What you have to do
Convert the records from the line with "Patent image size: (828, 1336)." up to and including the line with "The central sealing element 14 is" into a two-column CSV with columns description and locations, one row per record. Put each value in a single quoted field and replace line breaks with spaces.
= = = = = = =
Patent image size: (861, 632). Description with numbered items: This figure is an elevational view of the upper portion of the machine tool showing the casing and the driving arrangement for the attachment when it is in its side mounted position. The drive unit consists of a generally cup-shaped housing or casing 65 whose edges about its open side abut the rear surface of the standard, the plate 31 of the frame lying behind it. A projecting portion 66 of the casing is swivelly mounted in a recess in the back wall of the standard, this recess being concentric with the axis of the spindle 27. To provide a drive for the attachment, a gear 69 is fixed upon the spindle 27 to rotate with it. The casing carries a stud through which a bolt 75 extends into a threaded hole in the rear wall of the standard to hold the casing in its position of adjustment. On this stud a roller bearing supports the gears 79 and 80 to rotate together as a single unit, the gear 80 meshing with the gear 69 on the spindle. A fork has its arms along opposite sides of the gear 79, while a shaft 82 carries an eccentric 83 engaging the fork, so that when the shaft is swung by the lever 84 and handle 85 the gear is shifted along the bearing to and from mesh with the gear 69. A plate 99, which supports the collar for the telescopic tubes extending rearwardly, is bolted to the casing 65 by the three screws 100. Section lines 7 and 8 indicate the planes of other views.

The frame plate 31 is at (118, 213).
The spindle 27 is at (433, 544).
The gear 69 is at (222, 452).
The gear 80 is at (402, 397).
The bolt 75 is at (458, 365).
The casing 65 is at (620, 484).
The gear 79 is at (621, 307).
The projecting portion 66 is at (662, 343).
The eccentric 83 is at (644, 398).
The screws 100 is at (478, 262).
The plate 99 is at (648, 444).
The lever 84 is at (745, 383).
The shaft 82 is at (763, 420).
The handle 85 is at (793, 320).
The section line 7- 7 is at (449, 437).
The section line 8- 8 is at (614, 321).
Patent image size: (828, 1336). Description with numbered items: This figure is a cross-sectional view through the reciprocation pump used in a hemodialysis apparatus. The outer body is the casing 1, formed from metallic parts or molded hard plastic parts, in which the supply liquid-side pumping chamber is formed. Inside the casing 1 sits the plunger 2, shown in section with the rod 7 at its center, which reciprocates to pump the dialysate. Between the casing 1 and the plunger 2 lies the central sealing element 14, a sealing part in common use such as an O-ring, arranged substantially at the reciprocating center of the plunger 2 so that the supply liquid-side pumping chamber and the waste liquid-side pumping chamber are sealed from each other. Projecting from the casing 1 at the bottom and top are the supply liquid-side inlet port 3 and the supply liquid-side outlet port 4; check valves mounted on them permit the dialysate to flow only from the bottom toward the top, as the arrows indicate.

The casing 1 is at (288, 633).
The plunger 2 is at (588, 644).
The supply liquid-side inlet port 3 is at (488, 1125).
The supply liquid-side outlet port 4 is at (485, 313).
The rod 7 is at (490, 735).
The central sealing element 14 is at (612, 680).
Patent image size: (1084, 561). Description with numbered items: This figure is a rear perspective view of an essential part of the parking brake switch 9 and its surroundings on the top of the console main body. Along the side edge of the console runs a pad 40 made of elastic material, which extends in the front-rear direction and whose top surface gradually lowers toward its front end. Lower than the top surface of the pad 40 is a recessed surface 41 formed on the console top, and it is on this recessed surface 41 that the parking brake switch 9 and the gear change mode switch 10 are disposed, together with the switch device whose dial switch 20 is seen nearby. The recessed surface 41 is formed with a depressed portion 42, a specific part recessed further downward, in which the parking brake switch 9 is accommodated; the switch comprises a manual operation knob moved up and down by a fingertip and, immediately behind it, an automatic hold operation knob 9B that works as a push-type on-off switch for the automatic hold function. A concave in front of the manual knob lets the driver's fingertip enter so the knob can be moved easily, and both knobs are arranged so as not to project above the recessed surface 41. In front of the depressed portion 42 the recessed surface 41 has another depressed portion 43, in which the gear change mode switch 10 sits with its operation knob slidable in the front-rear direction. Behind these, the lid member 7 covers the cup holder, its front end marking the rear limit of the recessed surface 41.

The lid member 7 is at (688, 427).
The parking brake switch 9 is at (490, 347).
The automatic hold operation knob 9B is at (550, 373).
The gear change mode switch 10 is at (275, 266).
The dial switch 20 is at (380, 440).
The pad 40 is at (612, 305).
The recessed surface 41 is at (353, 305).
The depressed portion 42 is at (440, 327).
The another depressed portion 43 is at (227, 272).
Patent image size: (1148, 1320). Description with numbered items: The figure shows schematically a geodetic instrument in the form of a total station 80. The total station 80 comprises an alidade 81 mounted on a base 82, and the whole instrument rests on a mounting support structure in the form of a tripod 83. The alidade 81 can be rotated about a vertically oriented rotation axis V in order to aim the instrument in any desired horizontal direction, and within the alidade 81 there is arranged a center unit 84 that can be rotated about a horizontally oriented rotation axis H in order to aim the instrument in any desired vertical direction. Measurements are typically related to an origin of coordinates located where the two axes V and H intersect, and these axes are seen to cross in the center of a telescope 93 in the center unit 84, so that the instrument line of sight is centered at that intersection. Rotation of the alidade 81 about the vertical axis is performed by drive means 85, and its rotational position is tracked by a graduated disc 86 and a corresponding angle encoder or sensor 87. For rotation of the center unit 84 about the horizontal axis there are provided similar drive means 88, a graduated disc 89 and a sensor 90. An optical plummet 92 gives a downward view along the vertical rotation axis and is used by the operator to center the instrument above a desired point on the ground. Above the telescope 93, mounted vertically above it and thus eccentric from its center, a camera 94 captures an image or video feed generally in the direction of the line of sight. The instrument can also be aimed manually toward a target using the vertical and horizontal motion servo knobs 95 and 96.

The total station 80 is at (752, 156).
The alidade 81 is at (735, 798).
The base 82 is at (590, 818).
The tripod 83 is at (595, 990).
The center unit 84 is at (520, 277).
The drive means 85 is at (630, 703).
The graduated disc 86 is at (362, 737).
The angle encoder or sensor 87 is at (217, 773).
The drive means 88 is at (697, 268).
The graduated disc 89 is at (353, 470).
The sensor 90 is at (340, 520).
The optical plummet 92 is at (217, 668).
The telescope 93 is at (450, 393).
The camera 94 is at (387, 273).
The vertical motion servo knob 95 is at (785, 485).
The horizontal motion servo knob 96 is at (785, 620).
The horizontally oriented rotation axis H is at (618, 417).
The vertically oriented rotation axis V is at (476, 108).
= = = = = = =
Final answer
description,locations
"Patent image size: (828, 1336). Description with numbered items: This figure is a cross-sectional view through the reciprocation pump used in a hemodialysis apparatus. The outer body is the casing 1, formed from metallic parts or molded hard plastic parts, in which the supply liquid-side pumping chamber is formed. Inside the casing 1 sits the plunger 2, shown in section with the rod 7 at its center, which reciprocates to pump the dialysate. Between the casing 1 and the plunger 2 lies the central sealing element 14, a sealing part in common use such as an O-ring, arranged substantially at the reciprocating center of the plunger 2 so that the supply liquid-side pumping chamber and the waste liquid-side pumping chamber are sealed from each other. Projecting from the casing 1 at the bottom and top are the supply liquid-side inlet port 3 and the supply liquid-side outlet port 4; check valves mounted on them permit the dialysate to flow only from the bottom toward the top, as the arrows indicate.","The casing 1 is at (288, 633). The plunger 2 is at (588, 644). The supply liquid-side inlet port 3 is at (488, 1125). The supply liquid-side outlet port 4 is at (485, 313). The rod 7 is at (490, 735). The central sealing element 14 is at (612, 680)."